WHAT THIS TASK INVOLVES: Give every entry again, unchanged, and leave its images out.
>> Begin RECORDS SHOWN
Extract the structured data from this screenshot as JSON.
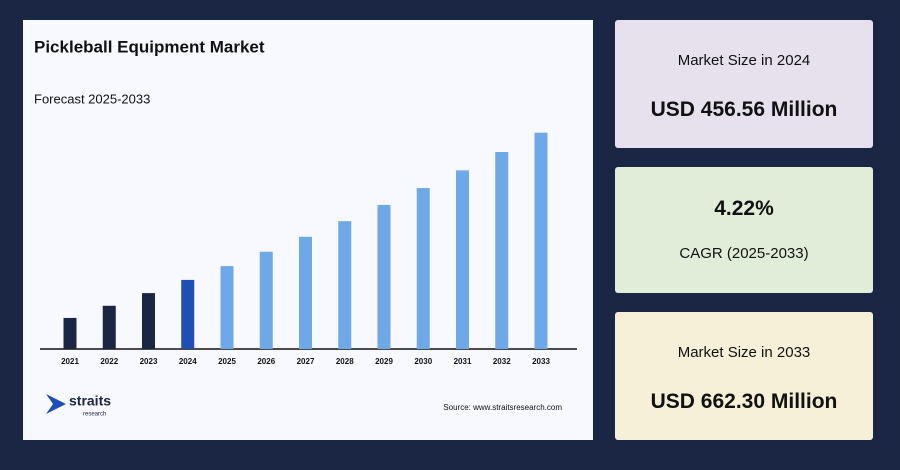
{
  "chart_data": {
    "type": "bar",
    "title": "Pickleball Equipment Market",
    "subtitle": "Forecast 2025-2033",
    "categories": [
      "2021",
      "2022",
      "2023",
      "2024",
      "2025",
      "2026",
      "2027",
      "2028",
      "2029",
      "2030",
      "2031",
      "2032",
      "2033"
    ],
    "values": [
      403.4,
      420.4,
      438.1,
      456.56,
      475.8,
      495.9,
      516.8,
      538.6,
      561.3,
      584.9,
      609.6,
      635.3,
      662.3
    ],
    "colors": [
      "#1b2544",
      "#1b2544",
      "#1b2544",
      "#1f4fb5",
      "#6fa8e6",
      "#6fa8e6",
      "#6fa8e6",
      "#6fa8e6",
      "#6fa8e6",
      "#6fa8e6",
      "#6fa8e6",
      "#6fa8e6",
      "#6fa8e6"
    ],
    "ylim": [
      360,
      680
    ]
  },
  "logo": {
    "name": "straits",
    "sub": "research"
  },
  "source": "Source: www.straitsresearch.com",
  "cards": [
    {
      "label": "Market Size in 2024",
      "value": "USD 456.56 Million"
    },
    {
      "label": "CAGR (2025-2033)",
      "value": "4.22%"
    },
    {
      "label": "Market Size in 2033",
      "value": "USD 662.30 Million"
    }
  ]
}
>> End RECORDS SHOWN
FINISHED TASK:
Extract the structured data from this screenshot as JSON.
{
  "chart_data": {
    "type": "bar",
    "title": "Pickleball Equipment Market",
    "subtitle": "Forecast 2025-2033",
    "categories": [
      "2021",
      "2022",
      "2023",
      "2024",
      "2025",
      "2026",
      "2027",
      "2028",
      "2029",
      "2030",
      "2031",
      "2032",
      "2033"
    ],
    "values": [
      403.4,
      420.4,
      438.1,
      456.56,
      475.8,
      495.9,
      516.8,
      538.6,
      561.3,
      584.9,
      609.6,
      635.3,
      662.3
    ],
    "colors": [
      "#1b2544",
      "#1b2544",
      "#1b2544",
      "#1f4fb5",
      "#6fa8e6",
      "#6fa8e6",
      "#6fa8e6",
      "#6fa8e6",
      "#6fa8e6",
      "#6fa8e6",
      "#6fa8e6",
      "#6fa8e6",
      "#6fa8e6"
    ],
    "ylim": [
      360,
      680
    ]
  },
  "logo": {
    "name": "straits",
    "sub": "research"
  },
  "source": "Source: www.straitsresearch.com",
  "cards": [
    {
      "label": "Market Size in 2024",
      "value": "USD 456.56 Million"
    },
    {
      "label": "CAGR (2025-2033)",
      "value": "4.22%"
    },
    {
      "label": "Market Size in 2033",
      "value": "USD 662.30 Million"
    }
  ]
}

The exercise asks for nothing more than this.